__TASK INSTRUCTIONS__. Review the material line by line. Identify and copy every line that contains the string "PROFIT".

****************

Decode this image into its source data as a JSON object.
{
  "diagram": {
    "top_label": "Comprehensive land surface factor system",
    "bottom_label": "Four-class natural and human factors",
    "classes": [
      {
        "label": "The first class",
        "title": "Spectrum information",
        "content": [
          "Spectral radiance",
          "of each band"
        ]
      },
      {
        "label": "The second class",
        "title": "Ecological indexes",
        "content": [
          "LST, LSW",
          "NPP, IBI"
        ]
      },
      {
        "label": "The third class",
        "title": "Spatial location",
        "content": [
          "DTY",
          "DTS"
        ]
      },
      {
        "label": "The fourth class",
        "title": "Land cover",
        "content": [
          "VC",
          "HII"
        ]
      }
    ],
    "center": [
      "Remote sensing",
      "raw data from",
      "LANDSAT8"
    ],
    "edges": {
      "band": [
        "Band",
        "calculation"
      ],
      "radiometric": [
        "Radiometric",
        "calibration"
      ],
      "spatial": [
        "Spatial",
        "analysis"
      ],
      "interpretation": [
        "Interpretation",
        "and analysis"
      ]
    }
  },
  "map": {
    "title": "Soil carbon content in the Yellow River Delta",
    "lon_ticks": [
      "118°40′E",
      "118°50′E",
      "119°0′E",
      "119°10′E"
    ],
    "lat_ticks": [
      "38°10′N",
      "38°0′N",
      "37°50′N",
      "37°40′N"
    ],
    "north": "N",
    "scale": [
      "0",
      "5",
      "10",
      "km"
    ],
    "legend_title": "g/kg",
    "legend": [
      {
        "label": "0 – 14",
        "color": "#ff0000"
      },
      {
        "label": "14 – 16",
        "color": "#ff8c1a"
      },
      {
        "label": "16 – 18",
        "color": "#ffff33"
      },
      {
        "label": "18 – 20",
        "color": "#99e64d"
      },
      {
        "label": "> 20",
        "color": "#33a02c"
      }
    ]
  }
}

****************

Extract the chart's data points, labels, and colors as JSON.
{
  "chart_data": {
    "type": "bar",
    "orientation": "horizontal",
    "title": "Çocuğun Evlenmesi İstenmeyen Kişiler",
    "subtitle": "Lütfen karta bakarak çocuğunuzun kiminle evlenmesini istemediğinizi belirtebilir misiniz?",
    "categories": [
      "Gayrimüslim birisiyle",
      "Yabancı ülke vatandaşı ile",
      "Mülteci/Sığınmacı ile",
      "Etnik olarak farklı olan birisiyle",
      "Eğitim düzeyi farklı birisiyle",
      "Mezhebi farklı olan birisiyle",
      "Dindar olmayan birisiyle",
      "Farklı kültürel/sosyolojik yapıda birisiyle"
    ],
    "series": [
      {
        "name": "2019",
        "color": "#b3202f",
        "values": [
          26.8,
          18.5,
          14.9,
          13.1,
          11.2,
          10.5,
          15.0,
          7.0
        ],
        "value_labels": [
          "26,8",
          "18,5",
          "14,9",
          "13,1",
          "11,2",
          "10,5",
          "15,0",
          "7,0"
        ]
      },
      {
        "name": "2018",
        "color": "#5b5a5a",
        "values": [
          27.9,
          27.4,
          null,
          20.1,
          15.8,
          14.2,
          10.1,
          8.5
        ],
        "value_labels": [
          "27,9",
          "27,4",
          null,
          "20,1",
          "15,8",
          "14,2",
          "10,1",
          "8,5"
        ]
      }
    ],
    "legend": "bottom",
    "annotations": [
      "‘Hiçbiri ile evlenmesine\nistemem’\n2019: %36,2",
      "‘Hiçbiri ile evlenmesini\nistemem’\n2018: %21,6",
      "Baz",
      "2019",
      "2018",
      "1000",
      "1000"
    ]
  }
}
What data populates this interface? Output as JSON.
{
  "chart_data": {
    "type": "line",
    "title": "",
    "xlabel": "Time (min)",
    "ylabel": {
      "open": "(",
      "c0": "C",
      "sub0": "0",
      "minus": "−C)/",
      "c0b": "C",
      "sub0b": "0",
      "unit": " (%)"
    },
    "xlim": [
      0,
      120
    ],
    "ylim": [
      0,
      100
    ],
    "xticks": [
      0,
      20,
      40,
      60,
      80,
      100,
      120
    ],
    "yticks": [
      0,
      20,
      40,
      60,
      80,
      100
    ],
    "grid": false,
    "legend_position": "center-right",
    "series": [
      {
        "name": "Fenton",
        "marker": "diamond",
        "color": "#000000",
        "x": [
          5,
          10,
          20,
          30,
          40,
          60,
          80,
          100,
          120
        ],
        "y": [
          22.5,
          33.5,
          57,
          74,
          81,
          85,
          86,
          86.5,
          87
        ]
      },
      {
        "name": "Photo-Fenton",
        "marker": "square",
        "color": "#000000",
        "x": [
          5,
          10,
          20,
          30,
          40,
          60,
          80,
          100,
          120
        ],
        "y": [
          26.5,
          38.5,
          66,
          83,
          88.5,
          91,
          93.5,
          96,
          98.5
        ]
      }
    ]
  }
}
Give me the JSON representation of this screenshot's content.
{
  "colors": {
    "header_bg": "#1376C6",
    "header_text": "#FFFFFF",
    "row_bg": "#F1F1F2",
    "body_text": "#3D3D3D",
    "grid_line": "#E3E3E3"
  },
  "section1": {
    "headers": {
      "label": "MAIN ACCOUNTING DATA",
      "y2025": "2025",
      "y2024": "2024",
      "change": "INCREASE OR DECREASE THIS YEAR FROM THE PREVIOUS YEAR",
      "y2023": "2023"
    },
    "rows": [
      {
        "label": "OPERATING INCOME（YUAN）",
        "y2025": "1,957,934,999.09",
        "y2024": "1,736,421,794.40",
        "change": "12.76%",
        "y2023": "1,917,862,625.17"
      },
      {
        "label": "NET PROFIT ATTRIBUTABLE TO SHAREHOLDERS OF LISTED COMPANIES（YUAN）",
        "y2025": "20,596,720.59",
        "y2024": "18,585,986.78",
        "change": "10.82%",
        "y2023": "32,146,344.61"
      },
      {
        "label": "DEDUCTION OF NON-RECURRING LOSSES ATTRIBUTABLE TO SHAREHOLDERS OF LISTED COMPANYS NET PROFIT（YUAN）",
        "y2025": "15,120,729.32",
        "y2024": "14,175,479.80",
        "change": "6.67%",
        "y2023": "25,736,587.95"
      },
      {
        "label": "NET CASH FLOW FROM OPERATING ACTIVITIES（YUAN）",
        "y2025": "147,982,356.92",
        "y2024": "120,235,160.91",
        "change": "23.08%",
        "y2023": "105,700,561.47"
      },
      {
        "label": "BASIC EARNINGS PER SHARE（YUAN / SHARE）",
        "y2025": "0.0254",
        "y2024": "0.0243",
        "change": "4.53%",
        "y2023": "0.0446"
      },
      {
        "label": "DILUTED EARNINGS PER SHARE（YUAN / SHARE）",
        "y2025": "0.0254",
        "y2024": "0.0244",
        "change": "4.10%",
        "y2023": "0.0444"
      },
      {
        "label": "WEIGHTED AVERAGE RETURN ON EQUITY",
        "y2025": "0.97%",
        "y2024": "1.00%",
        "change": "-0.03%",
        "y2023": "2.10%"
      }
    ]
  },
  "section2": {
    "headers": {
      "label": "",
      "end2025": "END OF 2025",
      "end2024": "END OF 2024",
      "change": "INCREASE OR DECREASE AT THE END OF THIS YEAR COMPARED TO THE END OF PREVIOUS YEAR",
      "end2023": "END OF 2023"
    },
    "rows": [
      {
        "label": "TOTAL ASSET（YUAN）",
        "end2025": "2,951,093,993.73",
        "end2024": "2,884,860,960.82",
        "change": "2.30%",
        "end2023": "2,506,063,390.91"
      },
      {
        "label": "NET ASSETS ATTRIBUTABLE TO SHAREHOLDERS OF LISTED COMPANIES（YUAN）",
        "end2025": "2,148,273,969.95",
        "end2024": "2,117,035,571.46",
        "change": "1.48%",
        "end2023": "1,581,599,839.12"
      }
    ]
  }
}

****************

__REPLY__.
        "label": "NET PROFIT ATTRIBUTABLE TO SHAREHOLDERS OF LISTED COMPANIES（YUAN）",
        "label": "DEDUCTION OF NON-RECURRING LOSSES ATTRIBUTABLE TO SHAREHOLDERS OF LISTED COMPANYS NET PROFIT（YUAN）",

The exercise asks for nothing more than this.